_SET EXERCISE:_ Using the records below, copy out exactly the line that contains "Output the text content of this document." and every line that follows it, up to and including the last, and no others.

* * *

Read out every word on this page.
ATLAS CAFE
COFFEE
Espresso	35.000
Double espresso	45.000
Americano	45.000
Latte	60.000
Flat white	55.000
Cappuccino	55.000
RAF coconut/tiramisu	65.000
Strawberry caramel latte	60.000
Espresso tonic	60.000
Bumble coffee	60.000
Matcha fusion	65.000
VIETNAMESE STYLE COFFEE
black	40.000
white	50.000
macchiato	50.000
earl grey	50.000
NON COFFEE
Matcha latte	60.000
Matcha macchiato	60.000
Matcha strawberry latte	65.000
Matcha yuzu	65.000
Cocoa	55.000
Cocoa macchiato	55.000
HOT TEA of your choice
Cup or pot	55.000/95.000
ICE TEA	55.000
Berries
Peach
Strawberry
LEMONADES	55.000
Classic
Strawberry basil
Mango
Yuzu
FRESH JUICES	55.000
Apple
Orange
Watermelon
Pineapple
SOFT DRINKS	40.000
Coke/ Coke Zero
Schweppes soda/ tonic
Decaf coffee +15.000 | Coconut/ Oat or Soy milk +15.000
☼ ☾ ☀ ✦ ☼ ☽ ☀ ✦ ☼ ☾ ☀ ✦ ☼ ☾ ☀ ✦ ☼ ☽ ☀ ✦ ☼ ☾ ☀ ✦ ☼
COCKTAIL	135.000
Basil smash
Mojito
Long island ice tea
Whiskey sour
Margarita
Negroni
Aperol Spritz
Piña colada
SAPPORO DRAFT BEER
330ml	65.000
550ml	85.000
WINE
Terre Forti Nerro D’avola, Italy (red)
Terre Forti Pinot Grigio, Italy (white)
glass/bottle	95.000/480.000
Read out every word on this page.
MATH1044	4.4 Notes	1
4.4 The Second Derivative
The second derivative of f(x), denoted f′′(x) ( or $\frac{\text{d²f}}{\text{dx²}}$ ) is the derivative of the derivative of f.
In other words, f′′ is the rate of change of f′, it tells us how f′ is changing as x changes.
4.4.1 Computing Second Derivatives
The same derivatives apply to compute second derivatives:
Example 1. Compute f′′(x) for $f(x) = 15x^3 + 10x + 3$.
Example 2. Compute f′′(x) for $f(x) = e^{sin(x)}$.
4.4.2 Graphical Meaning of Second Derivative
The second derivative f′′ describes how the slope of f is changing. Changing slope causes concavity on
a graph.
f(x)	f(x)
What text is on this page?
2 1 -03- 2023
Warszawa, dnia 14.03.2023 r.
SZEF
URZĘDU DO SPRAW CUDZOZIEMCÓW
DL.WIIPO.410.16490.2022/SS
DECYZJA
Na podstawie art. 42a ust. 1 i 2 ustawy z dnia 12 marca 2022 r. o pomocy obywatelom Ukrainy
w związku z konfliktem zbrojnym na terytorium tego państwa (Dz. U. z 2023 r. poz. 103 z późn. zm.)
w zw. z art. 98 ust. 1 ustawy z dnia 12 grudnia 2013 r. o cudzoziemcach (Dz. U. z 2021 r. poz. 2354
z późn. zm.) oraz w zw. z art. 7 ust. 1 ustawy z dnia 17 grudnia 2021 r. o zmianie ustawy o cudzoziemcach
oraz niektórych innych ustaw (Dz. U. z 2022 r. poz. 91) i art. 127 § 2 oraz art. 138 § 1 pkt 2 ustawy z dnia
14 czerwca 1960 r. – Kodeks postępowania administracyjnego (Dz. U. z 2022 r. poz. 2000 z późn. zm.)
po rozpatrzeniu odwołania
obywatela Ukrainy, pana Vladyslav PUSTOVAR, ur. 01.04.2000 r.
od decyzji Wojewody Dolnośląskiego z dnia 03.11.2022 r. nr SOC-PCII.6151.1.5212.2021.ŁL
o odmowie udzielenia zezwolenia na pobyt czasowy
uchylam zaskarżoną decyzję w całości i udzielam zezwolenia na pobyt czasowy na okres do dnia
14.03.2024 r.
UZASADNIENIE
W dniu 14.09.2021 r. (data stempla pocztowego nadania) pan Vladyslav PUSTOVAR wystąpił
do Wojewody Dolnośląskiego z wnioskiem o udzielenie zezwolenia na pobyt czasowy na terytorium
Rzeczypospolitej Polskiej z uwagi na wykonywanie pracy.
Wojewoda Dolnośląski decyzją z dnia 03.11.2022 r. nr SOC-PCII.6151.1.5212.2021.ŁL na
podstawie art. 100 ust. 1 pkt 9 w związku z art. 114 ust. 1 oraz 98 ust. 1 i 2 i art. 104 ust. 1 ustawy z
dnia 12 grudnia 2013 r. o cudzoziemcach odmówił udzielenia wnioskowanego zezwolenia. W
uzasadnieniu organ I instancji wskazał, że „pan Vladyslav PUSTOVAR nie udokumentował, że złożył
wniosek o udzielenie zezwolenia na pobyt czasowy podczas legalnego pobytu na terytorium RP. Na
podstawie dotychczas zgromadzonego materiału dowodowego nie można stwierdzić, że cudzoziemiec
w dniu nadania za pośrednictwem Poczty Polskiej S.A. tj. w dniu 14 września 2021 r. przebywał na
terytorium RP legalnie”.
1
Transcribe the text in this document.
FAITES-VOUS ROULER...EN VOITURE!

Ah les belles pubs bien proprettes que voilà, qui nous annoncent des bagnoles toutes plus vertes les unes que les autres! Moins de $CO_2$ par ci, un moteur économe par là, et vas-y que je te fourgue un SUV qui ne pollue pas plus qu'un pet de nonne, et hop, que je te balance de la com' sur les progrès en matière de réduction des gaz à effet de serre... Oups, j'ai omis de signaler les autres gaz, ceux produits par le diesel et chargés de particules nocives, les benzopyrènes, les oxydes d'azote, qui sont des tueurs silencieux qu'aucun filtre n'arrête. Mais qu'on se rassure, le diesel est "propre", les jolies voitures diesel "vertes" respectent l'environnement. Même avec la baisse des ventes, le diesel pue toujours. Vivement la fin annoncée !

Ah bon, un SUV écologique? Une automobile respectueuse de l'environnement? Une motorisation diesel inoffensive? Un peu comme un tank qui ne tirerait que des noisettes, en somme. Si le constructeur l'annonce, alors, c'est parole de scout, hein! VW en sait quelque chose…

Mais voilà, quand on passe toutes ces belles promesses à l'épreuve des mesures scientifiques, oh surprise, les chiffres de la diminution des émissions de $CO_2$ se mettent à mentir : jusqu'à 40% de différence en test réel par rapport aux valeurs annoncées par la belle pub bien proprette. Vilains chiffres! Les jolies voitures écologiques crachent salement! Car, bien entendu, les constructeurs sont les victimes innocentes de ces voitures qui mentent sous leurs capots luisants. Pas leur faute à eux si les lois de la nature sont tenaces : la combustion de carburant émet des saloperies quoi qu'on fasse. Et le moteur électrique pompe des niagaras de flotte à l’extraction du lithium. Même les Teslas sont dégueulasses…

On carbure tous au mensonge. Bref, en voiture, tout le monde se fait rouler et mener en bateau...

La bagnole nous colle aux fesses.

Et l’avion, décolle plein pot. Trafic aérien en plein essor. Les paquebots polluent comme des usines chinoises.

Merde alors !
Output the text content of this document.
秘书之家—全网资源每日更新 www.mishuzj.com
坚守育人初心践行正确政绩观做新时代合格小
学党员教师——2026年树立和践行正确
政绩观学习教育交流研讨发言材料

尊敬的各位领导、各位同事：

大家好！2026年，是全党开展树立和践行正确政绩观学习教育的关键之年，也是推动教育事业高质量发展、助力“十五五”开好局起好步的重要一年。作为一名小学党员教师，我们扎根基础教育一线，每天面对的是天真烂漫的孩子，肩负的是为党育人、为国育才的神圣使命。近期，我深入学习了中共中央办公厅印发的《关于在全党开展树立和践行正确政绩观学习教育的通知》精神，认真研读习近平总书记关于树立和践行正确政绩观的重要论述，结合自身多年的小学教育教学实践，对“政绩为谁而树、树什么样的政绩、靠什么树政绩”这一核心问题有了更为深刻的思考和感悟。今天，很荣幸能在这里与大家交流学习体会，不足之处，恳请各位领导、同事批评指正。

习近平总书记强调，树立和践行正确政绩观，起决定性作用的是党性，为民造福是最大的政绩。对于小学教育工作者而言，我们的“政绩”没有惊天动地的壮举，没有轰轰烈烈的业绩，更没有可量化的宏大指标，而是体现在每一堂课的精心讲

* * *

_WRITTEN ANSWER:_
Output the text content of this document.
秘书之家—全网资源每日更新 www.mishuzj.com
坚守育人初心践行正确政绩观做新时代合格小
学党员教师——2026年树立和践行正确
政绩观学习教育交流研讨发言材料

尊敬的各位领导、各位同事：

大家好！2026年，是全党开展树立和践行正确政绩观学习教育的关键之年，也是推动教育事业高质量发展、助力“十五五”开好局起好步的重要一年。作为一名小学党员教师，我们扎根基础教育一线，每天面对的是天真烂漫的孩子，肩负的是为党育人、为国育才的神圣使命。近期，我深入学习了中共中央办公厅印发的《关于在全党开展树立和践行正确政绩观学习教育的通知》精神，认真研读习近平总书记关于树立和践行正确政绩观的重要论述，结合自身多年的小学教育教学实践，对“政绩为谁而树、树什么样的政绩、靠什么树政绩”这一核心问题有了更为深刻的思考和感悟。今天，很荣幸能在这里与大家交流学习体会，不足之处，恳请各位领导、同事批评指正。

习近平总书记强调，树立和践行正确政绩观，起决定性作用的是党性，为民造福是最大的政绩。对于小学教育工作者而言，我们的“政绩”没有惊天动地的壮举，没有轰轰烈烈的业绩，更没有可量化的宏大指标，而是体现在每一堂课的精心讲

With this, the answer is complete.